Given task
Print the listing below exactly.

Task inputs
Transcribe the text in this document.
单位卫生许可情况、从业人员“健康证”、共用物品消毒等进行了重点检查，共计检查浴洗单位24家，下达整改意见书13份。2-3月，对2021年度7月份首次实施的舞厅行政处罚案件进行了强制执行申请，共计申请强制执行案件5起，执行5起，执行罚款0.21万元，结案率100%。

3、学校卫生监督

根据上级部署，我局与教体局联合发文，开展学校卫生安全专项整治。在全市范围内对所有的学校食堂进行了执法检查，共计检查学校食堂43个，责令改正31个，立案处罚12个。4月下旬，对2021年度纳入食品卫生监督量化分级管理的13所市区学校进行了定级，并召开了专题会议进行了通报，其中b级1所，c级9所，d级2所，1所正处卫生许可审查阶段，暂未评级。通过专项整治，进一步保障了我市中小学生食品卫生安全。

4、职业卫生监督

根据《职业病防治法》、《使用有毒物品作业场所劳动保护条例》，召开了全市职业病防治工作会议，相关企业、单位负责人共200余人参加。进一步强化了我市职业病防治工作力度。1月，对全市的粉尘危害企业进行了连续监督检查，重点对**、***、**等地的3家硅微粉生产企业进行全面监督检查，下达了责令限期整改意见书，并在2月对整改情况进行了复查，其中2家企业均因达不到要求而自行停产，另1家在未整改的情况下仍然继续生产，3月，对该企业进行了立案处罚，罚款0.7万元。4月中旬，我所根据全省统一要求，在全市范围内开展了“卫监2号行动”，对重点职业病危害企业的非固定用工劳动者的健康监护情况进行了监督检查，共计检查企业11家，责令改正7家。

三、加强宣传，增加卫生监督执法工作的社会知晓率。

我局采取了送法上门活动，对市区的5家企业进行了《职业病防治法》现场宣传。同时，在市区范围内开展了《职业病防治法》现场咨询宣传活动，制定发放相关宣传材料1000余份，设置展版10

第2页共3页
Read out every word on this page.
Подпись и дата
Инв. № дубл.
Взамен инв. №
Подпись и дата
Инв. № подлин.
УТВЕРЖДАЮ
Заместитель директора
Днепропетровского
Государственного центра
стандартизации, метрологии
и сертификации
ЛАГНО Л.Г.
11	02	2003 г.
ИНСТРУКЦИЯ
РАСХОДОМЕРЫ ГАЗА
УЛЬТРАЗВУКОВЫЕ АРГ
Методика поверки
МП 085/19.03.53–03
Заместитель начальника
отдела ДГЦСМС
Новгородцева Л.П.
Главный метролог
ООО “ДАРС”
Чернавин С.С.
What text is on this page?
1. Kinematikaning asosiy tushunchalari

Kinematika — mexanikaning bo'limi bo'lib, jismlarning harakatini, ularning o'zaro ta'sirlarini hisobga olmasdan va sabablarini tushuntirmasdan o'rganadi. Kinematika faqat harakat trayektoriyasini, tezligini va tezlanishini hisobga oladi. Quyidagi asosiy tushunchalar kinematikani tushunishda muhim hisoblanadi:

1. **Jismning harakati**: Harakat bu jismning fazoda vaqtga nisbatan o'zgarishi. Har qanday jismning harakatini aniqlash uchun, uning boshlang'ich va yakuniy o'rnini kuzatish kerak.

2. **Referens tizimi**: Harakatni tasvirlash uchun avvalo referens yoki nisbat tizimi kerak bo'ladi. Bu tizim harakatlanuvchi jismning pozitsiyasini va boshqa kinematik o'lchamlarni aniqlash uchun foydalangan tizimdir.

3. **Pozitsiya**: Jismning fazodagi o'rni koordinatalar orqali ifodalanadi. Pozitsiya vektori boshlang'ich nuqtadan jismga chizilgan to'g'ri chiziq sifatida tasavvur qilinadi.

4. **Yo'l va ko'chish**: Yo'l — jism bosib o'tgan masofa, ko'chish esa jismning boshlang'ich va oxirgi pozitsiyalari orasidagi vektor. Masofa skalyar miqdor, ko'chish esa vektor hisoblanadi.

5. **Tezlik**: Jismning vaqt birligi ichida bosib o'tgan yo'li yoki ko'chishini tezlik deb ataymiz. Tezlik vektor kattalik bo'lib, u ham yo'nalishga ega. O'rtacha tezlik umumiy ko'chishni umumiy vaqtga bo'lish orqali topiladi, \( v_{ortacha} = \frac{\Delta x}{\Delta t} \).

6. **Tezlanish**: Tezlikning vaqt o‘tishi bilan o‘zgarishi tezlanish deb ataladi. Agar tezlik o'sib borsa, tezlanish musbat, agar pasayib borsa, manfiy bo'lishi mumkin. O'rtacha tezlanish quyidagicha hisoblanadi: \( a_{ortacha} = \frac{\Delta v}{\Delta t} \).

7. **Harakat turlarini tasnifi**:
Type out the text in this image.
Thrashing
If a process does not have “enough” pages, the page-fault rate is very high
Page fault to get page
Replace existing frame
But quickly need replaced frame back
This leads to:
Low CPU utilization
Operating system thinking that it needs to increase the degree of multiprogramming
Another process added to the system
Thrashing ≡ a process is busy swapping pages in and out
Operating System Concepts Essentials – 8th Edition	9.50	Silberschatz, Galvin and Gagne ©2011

Solution for this exercise
Transcribe the text in this document.
单位卫生许可情况、从业人员“健康证”、共用物品消毒等进行了重点检查，共计检查浴洗单位24家，下达整改意见书13份。2-3月，对2021年度7月份首次实施的舞厅行政处罚案件进行了强制执行申请，共计申请强制执行案件5起，执行5起，执行罚款0.21万元，结案率100%。

3、学校卫生监督

根据上级部署，我局与教体局联合发文，开展学校卫生安全专项整治。在全市范围内对所有的学校食堂进行了执法检查，共计检查学校食堂43个，责令改正31个，立案处罚12个。4月下旬，对2021年度纳入食品卫生监督量化分级管理的13所市区学校进行了定级，并召开了专题会议进行了通报，其中b级1所，c级9所，d级2所，1所正处卫生许可审查阶段，暂未评级。通过专项整治，进一步保障了我市中小学生食品卫生安全。

4、职业卫生监督

根据《职业病防治法》、《使用有毒物品作业场所劳动保护条例》，召开了全市职业病防治工作会议，相关企业、单位负责人共200余人参加。进一步强化了我市职业病防治工作力度。1月，对全市的粉尘危害企业进行了连续监督检查，重点对**、***、**等地的3家硅微粉生产企业进行全面监督检查，下达了责令限期整改意见书，并在2月对整改情况进行了复查，其中2家企业均因达不到要求而自行停产，另1家在未整改的情况下仍然继续生产，3月，对该企业进行了立案处罚，罚款0.7万元。4月中旬，我所根据全省统一要求，在全市范围内开展了“卫监2号行动”，对重点职业病危害企业的非固定用工劳动者的健康监护情况进行了监督检查，共计检查企业11家，责令改正7家。

三、加强宣传，增加卫生监督执法工作的社会知晓率。

我局采取了送法上门活动，对市区的5家企业进行了《职业病防治法》现场宣传。同时，在市区范围内开展了《职业病防治法》现场咨询宣传活动，制定发放相关宣传材料1000余份，设置展版10

第2页共3页
Read out every word on this page.
Подпись и дата
Инв. № дубл.
Взамен инв. №
Подпись и дата
Инв. № подлин.
УТВЕРЖДАЮ
Заместитель директора
Днепропетровского
Государственного центра
стандартизации, метрологии
и сертификации
ЛАГНО Л.Г.
11	02	2003 г.
ИНСТРУКЦИЯ
РАСХОДОМЕРЫ ГАЗА
УЛЬТРАЗВУКОВЫЕ АРГ
Методика поверки
МП 085/19.03.53–03
Заместитель начальника
отдела ДГЦСМС
Новгородцева Л.П.
Главный метролог
ООО “ДАРС”
Чернавин С.С.
What text is on this page?
1. Kinematikaning asosiy tushunchalari

Kinematika — mexanikaning bo'limi bo'lib, jismlarning harakatini, ularning o'zaro ta'sirlarini hisobga olmasdan va sabablarini tushuntirmasdan o'rganadi. Kinematika faqat harakat trayektoriyasini, tezligini va tezlanishini hisobga oladi. Quyidagi asosiy tushunchalar kinematikani tushunishda muhim hisoblanadi:

1. **Jismning harakati**: Harakat bu jismning fazoda vaqtga nisbatan o'zgarishi. Har qanday jismning harakatini aniqlash uchun, uning boshlang'ich va yakuniy o'rnini kuzatish kerak.

2. **Referens tizimi**: Harakatni tasvirlash uchun avvalo referens yoki nisbat tizimi kerak bo'ladi. Bu tizim harakatlanuvchi jismning pozitsiyasini va boshqa kinematik o'lchamlarni aniqlash uchun foydalangan tizimdir.

3. **Pozitsiya**: Jismning fazodagi o'rni koordinatalar orqali ifodalanadi. Pozitsiya vektori boshlang'ich nuqtadan jismga chizilgan to'g'ri chiziq sifatida tasavvur qilinadi.

4. **Yo'l va ko'chish**: Yo'l — jism bosib o'tgan masofa, ko'chish esa jismning boshlang'ich va oxirgi pozitsiyalari orasidagi vektor. Masofa skalyar miqdor, ko'chish esa vektor hisoblanadi.

5. **Tezlik**: Jismning vaqt birligi ichida bosib o'tgan yo'li yoki ko'chishini tezlik deb ataymiz. Tezlik vektor kattalik bo'lib, u ham yo'nalishga ega. O'rtacha tezlik umumiy ko'chishni umumiy vaqtga bo'lish orqali topiladi, \( v_{ortacha} = \frac{\Delta x}{\Delta t} \).

6. **Tezlanish**: Tezlikning vaqt o‘tishi bilan o‘zgarishi tezlanish deb ataladi. Agar tezlik o'sib borsa, tezlanish musbat, agar pasayib borsa, manfiy bo'lishi mumkin. O'rtacha tezlanish quyidagicha hisoblanadi: \( a_{ortacha} = \frac{\Delta v}{\Delta t} \).

7. **Harakat turlarini tasnifi**:
Type out the text in this image.
Thrashing
If a process does not have “enough” pages, the page-fault rate is very high
Page fault to get page
Replace existing frame
But quickly need replaced frame back
This leads to:
Low CPU utilization
Operating system thinking that it needs to increase the degree of multiprogramming
Another process added to the system
Thrashing ≡ a process is busy swapping pages in and out
Operating System Concepts Essentials – 8th Edition	9.50	Silberschatz, Galvin and Gagne ©2011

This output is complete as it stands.